▶ EXERCISE BRIEF: Go through the entries and transcribe each one exactly, dropping the pictures.

Collected data:
- - - - -

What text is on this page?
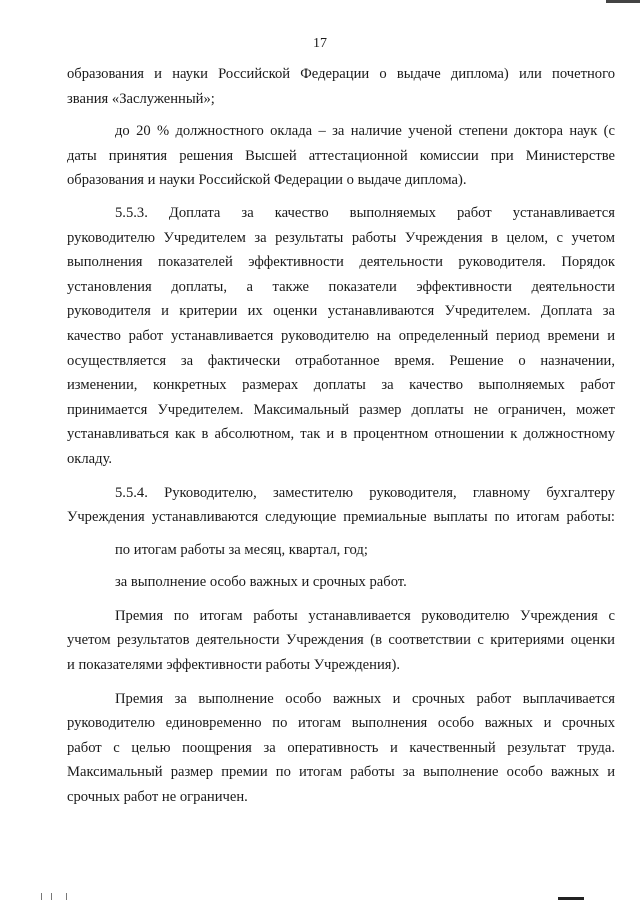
17
образования и науки Российской Федерации о выдаче диплома) или почетного
звания «Заслуженный»;
до 20 % должностного оклада – за наличие ученой степени доктора наук (с
даты принятия решения Высшей аттестационной комиссии при Министерстве
образования и науки Российской Федерации о выдаче диплома).
5.5.3. Доплата за качество выполняемых работ устанавливается
руководителю Учредителем за результаты работы Учреждения в целом, с учетом
выполнения показателей эффективности деятельности руководителя. Порядок
установления доплаты, а также показатели эффективности деятельности
руководителя и критерии их оценки устанавливаются Учредителем. Доплата за
качество работ устанавливается руководителю на определенный период времени и
осуществляется за фактически отработанное время. Решение о назначении,
изменении, конкретных размерах доплаты за качество выполняемых работ
принимается Учредителем. Максимальный размер доплаты не ограничен, может
устанавливаться как в абсолютном, так и в процентном отношении к должностному
окладу.
5.5.4. Руководителю, заместителю руководителя, главному бухгалтеру
Учреждения устанавливаются следующие премиальные выплаты по итогам работы:
по итогам работы за месяц, квартал, год;
за выполнение особо важных и срочных работ.
Премия по итогам работы устанавливается руководителю Учреждения с
учетом результатов деятельности Учреждения (в соответствии с критериями оценки
и показателями эффективности работы Учреждения).
Премия за выполнение особо важных и срочных работ выплачивается
руководителю единовременно по итогам выполнения особо важных и срочных
работ с целью поощрения за оперативность и качественный результат труда.
Максимальный размер премии по итогам работы за выполнение особо важных и
срочных работ не ограничен.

- - - - -

▶ SOLUTION FOR THIS EXERCISE:
What text is on this page?
17
образования и науки Российской Федерации о выдаче диплома) или почетного
звания «Заслуженный»;
до 20 % должностного оклада – за наличие ученой степени доктора наук (с
даты принятия решения Высшей аттестационной комиссии при Министерстве
образования и науки Российской Федерации о выдаче диплома).
5.5.3. Доплата за качество выполняемых работ устанавливается
руководителю Учредителем за результаты работы Учреждения в целом, с учетом
выполнения показателей эффективности деятельности руководителя. Порядок
установления доплаты, а также показатели эффективности деятельности
руководителя и критерии их оценки устанавливаются Учредителем. Доплата за
качество работ устанавливается руководителю на определенный период времени и
осуществляется за фактически отработанное время. Решение о назначении,
изменении, конкретных размерах доплаты за качество выполняемых работ
принимается Учредителем. Максимальный размер доплаты не ограничен, может
устанавливаться как в абсолютном, так и в процентном отношении к должностному
окладу.
5.5.4. Руководителю, заместителю руководителя, главному бухгалтеру
Учреждения устанавливаются следующие премиальные выплаты по итогам работы:
по итогам работы за месяц, квартал, год;
за выполнение особо важных и срочных работ.
Премия по итогам работы устанавливается руководителю Учреждения с
учетом результатов деятельности Учреждения (в соответствии с критериями оценки
и показателями эффективности работы Учреждения).
Премия за выполнение особо важных и срочных работ выплачивается
руководителю единовременно по итогам выполнения особо важных и срочных
работ с целью поощрения за оперативность и качественный результат труда.
Максимальный размер премии по итогам работы за выполнение особо важных и
срочных работ не ограничен.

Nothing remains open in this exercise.